PROBLEM DESCRIPTION:
Locate the line that contains "Decode this image". Reproduce it and all following lines up to the end of the material, exactly and with nothing added.

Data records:

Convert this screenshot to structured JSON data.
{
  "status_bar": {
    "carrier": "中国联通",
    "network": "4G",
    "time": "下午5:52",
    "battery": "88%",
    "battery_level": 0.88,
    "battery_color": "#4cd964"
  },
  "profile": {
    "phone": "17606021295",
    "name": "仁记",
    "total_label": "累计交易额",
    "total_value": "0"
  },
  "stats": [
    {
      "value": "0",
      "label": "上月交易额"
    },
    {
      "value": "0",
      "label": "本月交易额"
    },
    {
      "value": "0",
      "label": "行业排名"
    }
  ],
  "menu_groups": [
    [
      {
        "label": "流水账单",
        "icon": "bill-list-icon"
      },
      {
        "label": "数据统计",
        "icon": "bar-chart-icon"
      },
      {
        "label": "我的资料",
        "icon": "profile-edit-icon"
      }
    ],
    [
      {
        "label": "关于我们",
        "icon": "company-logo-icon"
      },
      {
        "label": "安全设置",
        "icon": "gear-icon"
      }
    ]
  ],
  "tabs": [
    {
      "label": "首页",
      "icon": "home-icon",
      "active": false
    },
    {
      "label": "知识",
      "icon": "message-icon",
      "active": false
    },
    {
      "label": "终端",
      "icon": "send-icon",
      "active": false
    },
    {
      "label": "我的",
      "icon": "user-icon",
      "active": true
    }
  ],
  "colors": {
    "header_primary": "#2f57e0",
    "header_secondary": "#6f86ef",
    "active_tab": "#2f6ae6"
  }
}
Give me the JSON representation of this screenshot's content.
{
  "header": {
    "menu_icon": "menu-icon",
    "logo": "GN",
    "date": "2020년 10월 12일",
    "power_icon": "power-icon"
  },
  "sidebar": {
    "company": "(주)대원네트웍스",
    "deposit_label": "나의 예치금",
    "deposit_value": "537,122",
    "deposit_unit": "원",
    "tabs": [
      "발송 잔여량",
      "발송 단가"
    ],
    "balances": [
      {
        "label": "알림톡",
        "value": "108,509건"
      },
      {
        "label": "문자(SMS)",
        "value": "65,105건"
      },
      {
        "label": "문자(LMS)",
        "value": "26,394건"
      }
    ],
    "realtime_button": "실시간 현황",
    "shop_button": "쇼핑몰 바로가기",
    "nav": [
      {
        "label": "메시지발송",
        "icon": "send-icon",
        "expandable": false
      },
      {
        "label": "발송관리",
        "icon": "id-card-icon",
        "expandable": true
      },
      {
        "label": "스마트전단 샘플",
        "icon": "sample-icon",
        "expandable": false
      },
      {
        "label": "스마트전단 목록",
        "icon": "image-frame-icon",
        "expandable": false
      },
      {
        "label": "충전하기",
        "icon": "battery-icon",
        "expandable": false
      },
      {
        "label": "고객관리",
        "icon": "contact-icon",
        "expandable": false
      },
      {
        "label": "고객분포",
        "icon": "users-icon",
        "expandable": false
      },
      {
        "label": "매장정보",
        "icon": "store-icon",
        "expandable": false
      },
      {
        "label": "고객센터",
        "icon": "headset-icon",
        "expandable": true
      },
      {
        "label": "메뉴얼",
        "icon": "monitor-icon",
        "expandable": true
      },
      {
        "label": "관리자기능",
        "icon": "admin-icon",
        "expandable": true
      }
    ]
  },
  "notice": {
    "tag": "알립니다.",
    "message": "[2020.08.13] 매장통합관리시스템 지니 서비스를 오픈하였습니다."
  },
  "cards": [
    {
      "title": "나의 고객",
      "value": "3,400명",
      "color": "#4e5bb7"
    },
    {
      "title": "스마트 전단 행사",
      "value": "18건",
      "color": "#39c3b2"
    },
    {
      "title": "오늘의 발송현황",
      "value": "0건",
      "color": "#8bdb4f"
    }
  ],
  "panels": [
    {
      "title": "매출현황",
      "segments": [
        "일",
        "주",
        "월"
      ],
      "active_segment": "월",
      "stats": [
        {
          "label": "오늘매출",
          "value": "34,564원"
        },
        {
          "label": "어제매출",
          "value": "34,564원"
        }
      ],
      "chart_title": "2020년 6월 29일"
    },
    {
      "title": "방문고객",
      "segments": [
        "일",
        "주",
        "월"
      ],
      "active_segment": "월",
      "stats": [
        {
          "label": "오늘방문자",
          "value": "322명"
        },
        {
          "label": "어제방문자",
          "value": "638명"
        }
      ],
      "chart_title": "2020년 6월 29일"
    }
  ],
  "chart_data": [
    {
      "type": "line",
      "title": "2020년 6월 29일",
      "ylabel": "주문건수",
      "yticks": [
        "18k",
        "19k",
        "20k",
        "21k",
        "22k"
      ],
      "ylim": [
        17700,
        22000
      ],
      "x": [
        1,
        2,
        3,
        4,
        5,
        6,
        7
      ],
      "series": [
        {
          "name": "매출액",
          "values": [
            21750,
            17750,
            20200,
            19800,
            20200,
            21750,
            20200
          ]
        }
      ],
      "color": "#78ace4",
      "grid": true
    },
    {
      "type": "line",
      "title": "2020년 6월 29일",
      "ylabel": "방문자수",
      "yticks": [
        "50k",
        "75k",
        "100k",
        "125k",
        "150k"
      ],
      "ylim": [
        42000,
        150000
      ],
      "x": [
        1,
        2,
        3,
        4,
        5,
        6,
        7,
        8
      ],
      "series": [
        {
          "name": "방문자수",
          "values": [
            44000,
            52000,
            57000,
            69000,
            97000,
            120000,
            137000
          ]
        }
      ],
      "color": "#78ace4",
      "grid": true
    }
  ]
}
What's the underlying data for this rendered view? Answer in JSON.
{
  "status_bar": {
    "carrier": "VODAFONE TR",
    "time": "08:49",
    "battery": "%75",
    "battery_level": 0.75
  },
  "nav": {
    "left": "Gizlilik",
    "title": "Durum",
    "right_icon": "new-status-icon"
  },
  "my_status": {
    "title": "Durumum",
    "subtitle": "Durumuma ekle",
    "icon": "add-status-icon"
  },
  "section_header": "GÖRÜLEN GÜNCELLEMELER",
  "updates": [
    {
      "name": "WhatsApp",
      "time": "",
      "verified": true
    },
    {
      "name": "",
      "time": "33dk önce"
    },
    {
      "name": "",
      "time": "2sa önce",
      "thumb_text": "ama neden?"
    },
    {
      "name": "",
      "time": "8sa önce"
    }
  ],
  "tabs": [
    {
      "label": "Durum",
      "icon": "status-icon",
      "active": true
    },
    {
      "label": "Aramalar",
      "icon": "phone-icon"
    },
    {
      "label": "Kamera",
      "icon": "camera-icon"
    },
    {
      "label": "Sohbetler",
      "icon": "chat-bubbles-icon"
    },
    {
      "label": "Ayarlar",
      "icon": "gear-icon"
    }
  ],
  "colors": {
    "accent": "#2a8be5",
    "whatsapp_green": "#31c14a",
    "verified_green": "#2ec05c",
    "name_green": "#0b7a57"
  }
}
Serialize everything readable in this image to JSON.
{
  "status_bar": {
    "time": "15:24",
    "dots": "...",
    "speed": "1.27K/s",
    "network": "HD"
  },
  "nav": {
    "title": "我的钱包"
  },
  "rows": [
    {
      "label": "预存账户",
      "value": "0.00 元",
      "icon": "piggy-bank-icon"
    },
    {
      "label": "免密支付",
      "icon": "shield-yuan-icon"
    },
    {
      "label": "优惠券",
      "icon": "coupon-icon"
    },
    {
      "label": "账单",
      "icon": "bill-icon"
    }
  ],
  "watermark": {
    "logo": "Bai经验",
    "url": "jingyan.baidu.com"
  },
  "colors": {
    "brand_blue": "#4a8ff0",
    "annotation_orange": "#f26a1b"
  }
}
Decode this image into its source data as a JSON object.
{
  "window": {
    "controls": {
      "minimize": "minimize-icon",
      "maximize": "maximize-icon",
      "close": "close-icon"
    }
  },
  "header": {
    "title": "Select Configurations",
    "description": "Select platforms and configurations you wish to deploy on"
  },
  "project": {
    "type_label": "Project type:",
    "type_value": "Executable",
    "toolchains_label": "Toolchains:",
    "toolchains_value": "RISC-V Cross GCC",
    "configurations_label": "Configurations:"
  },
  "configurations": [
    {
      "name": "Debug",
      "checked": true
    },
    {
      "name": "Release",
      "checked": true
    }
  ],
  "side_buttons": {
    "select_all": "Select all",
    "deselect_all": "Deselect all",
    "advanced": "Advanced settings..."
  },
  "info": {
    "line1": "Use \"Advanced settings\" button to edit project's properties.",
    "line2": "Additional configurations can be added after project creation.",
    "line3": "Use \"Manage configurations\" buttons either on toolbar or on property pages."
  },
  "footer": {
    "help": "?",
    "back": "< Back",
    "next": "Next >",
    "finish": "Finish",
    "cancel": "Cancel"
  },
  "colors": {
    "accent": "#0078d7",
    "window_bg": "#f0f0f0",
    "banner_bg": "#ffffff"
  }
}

FINAL RESULT:
Decode this image into its source data as a JSON object.
{
  "window": {
    "controls": {
      "minimize": "minimize-icon",
      "maximize": "maximize-icon",
      "close": "close-icon"
    }
  },
  "header": {
    "title": "Select Configurations",
    "description": "Select platforms and configurations you wish to deploy on"
  },
  "project": {
    "type_label": "Project type:",
    "type_value": "Executable",
    "toolchains_label": "Toolchains:",
    "toolchains_value": "RISC-V Cross GCC",
    "configurations_label": "Configurations:"
  },
  "configurations": [
    {
      "name": "Debug",
      "checked": true
    },
    {
      "name": "Release",
      "checked": true
    }
  ],
  "side_buttons": {
    "select_all": "Select all",
    "deselect_all": "Deselect all",
    "advanced": "Advanced settings..."
  },
  "info": {
    "line1": "Use \"Advanced settings\" button to edit project's properties.",
    "line2": "Additional configurations can be added after project creation.",
    "line3": "Use \"Manage configurations\" buttons either on toolbar or on property pages."
  },
  "footer": {
    "help": "?",
    "back": "< Back",
    "next": "Next >",
    "finish": "Finish",
    "cancel": "Cancel"
  },
  "colors": {
    "accent": "#0078d7",
    "window_bg": "#f0f0f0",
    "banner_bg": "#ffffff"
  }
}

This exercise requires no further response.